Written exercise
All of the records below should be output exactly.

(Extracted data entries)

==========

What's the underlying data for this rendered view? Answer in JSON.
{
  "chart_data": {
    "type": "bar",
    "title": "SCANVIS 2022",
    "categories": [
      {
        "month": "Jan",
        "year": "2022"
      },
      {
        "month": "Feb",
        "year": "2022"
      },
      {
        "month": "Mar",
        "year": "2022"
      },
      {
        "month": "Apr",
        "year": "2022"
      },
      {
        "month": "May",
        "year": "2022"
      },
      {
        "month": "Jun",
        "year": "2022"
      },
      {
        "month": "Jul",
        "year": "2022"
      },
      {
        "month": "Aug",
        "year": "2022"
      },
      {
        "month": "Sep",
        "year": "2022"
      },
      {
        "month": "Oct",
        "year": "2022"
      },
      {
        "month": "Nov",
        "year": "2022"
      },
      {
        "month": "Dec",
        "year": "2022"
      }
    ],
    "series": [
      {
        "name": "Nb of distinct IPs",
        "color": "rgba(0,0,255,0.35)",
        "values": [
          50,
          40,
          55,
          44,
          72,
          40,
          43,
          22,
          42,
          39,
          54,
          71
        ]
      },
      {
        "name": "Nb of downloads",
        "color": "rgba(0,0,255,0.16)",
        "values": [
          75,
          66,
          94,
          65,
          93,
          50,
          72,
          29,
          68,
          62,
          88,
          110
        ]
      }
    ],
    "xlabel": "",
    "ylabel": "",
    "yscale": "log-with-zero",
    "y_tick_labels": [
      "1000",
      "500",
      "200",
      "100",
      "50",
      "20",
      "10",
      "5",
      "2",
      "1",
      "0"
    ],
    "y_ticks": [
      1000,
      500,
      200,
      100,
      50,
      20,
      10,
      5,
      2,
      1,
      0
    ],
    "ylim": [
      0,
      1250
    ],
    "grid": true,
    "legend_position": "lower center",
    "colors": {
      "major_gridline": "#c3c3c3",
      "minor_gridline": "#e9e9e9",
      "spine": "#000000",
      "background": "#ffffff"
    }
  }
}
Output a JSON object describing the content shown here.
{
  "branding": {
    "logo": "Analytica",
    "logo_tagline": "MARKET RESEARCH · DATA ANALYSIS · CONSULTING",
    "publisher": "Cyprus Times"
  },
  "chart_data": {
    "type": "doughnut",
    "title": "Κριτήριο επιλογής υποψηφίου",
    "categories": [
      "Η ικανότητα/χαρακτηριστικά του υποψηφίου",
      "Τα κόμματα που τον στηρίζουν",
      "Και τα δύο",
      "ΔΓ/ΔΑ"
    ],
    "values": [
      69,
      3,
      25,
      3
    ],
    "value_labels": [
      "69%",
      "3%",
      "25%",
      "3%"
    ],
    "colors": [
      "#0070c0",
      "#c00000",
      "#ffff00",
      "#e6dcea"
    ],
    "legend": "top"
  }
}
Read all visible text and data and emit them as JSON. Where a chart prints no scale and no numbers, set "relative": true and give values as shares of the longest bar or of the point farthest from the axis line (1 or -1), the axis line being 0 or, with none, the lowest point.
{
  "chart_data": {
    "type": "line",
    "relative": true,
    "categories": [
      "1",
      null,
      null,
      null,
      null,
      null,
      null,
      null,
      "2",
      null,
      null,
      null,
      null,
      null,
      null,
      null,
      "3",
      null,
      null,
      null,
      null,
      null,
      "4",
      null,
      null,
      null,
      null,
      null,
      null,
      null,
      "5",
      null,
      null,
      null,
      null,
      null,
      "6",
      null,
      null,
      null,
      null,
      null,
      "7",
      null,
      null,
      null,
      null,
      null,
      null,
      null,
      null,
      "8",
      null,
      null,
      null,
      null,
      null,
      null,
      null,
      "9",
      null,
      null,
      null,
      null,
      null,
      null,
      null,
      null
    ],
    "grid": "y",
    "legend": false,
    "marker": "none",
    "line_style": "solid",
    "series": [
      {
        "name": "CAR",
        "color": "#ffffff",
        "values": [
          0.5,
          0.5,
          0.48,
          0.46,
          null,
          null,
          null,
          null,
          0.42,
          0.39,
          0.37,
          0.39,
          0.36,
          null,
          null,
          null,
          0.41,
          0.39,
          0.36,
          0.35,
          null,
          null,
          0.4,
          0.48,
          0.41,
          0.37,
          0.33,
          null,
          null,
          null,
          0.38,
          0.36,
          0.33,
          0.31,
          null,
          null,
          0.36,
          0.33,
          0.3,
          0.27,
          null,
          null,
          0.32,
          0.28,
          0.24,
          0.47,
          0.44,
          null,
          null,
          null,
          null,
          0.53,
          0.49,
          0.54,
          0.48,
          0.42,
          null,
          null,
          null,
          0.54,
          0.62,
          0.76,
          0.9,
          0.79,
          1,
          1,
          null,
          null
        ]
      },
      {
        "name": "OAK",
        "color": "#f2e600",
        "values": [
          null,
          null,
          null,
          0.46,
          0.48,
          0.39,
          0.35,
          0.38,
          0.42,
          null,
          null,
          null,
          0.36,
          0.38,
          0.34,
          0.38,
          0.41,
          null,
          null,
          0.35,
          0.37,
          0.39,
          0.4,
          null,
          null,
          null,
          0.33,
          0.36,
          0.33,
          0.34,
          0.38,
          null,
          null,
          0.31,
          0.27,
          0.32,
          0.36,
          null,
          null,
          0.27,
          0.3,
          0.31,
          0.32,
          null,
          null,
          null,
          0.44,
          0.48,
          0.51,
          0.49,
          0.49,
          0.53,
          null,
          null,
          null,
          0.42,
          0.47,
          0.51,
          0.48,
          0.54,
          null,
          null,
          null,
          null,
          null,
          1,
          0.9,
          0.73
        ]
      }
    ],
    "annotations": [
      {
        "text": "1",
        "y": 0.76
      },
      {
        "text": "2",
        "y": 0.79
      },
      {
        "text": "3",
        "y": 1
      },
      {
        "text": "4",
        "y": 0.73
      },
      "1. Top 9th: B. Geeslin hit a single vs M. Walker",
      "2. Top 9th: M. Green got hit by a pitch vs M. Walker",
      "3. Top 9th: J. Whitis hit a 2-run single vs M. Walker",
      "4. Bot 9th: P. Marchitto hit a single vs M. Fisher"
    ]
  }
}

==========

Correct response
What's the underlying data for this rendered view? Answer in JSON.
{
  "chart_data": {
    "type": "bar",
    "title": "SCANVIS 2022",
    "categories": [
      {
        "month": "Jan",
        "year": "2022"
      },
      {
        "month": "Feb",
        "year": "2022"
      },
      {
        "month": "Mar",
        "year": "2022"
      },
      {
        "month": "Apr",
        "year": "2022"
      },
      {
        "month": "May",
        "year": "2022"
      },
      {
        "month": "Jun",
        "year": "2022"
      },
      {
        "month": "Jul",
        "year": "2022"
      },
      {
        "month": "Aug",
        "year": "2022"
      },
      {
        "month": "Sep",
        "year": "2022"
      },
      {
        "month": "Oct",
        "year": "2022"
      },
      {
        "month": "Nov",
        "year": "2022"
      },
      {
        "month": "Dec",
        "year": "2022"
      }
    ],
    "series": [
      {
        "name": "Nb of distinct IPs",
        "color": "rgba(0,0,255,0.35)",
        "values": [
          50,
          40,
          55,
          44,
          72,
          40,
          43,
          22,
          42,
          39,
          54,
          71
        ]
      },
      {
        "name": "Nb of downloads",
        "color": "rgba(0,0,255,0.16)",
        "values": [
          75,
          66,
          94,
          65,
          93,
          50,
          72,
          29,
          68,
          62,
          88,
          110
        ]
      }
    ],
    "xlabel": "",
    "ylabel": "",
    "yscale": "log-with-zero",
    "y_tick_labels": [
      "1000",
      "500",
      "200",
      "100",
      "50",
      "20",
      "10",
      "5",
      "2",
      "1",
      "0"
    ],
    "y_ticks": [
      1000,
      500,
      200,
      100,
      50,
      20,
      10,
      5,
      2,
      1,
      0
    ],
    "ylim": [
      0,
      1250
    ],
    "grid": true,
    "legend_position": "lower center",
    "colors": {
      "major_gridline": "#c3c3c3",
      "minor_gridline": "#e9e9e9",
      "spine": "#000000",
      "background": "#ffffff"
    }
  }
}
Output a JSON object describing the content shown here.
{
  "branding": {
    "logo": "Analytica",
    "logo_tagline": "MARKET RESEARCH · DATA ANALYSIS · CONSULTING",
    "publisher": "Cyprus Times"
  },
  "chart_data": {
    "type": "doughnut",
    "title": "Κριτήριο επιλογής υποψηφίου",
    "categories": [
      "Η ικανότητα/χαρακτηριστικά του υποψηφίου",
      "Τα κόμματα που τον στηρίζουν",
      "Και τα δύο",
      "ΔΓ/ΔΑ"
    ],
    "values": [
      69,
      3,
      25,
      3
    ],
    "value_labels": [
      "69%",
      "3%",
      "25%",
      "3%"
    ],
    "colors": [
      "#0070c0",
      "#c00000",
      "#ffff00",
      "#e6dcea"
    ],
    "legend": "top"
  }
}
Read all visible text and data and emit them as JSON. Where a chart prints no scale and no numbers, set "relative": true and give values as shares of the longest bar or of the point farthest from the axis line (1 or -1), the axis line being 0 or, with none, the lowest point.
{
  "chart_data": {
    "type": "line",
    "relative": true,
    "categories": [
      "1",
      null,
      null,
      null,
      null,
      null,
      null,
      null,
      "2",
      null,
      null,
      null,
      null,
      null,
      null,
      null,
      "3",
      null,
      null,
      null,
      null,
      null,
      "4",
      null,
      null,
      null,
      null,
      null,
      null,
      null,
      "5",
      null,
      null,
      null,
      null,
      null,
      "6",
      null,
      null,
      null,
      null,
      null,
      "7",
      null,
      null,
      null,
      null,
      null,
      null,
      null,
      null,
      "8",
      null,
      null,
      null,
      null,
      null,
      null,
      null,
      "9",
      null,
      null,
      null,
      null,
      null,
      null,
      null,
      null
    ],
    "grid": "y",
    "legend": false,
    "marker": "none",
    "line_style": "solid",
    "series": [
      {
        "name": "CAR",
        "color": "#ffffff",
        "values": [
          0.5,
          0.5,
          0.48,
          0.46,
          null,
          null,
          null,
          null,
          0.42,
          0.39,
          0.37,
          0.39,
          0.36,
          null,
          null,
          null,
          0.41,
          0.39,
          0.36,
          0.35,
          null,
          null,
          0.4,
          0.48,
          0.41,
          0.37,
          0.33,
          null,
          null,
          null,
          0.38,
          0.36,
          0.33,
          0.31,
          null,
          null,
          0.36,
          0.33,
          0.3,
          0.27,
          null,
          null,
          0.32,
          0.28,
          0.24,
          0.47,
          0.44,
          null,
          null,
          null,
          null,
          0.53,
          0.49,
          0.54,
          0.48,
          0.42,
          null,
          null,
          null,
          0.54,
          0.62,
          0.76,
          0.9,
          0.79,
          1,
          1,
          null,
          null
        ]
      },
      {
        "name": "OAK",
        "color": "#f2e600",
        "values": [
          null,
          null,
          null,
          0.46,
          0.48,
          0.39,
          0.35,
          0.38,
          0.42,
          null,
          null,
          null,
          0.36,
          0.38,
          0.34,
          0.38,
          0.41,
          null,
          null,
          0.35,
          0.37,
          0.39,
          0.4,
          null,
          null,
          null,
          0.33,
          0.36,
          0.33,
          0.34,
          0.38,
          null,
          null,
          0.31,
          0.27,
          0.32,
          0.36,
          null,
          null,
          0.27,
          0.3,
          0.31,
          0.32,
          null,
          null,
          null,
          0.44,
          0.48,
          0.51,
          0.49,
          0.49,
          0.53,
          null,
          null,
          null,
          0.42,
          0.47,
          0.51,
          0.48,
          0.54,
          null,
          null,
          null,
          null,
          null,
          1,
          0.9,
          0.73
        ]
      }
    ],
    "annotations": [
      {
        "text": "1",
        "y": 0.76
      },
      {
        "text": "2",
        "y": 0.79
      },
      {
        "text": "3",
        "y": 1
      },
      {
        "text": "4",
        "y": 0.73
      },
      "1. Top 9th: B. Geeslin hit a single vs M. Walker",
      "2. Top 9th: M. Green got hit by a pitch vs M. Walker",
      "3. Top 9th: J. Whitis hit a 2-run single vs M. Walker",
      "4. Bot 9th: P. Marchitto hit a single vs M. Fisher"
    ]
  }
}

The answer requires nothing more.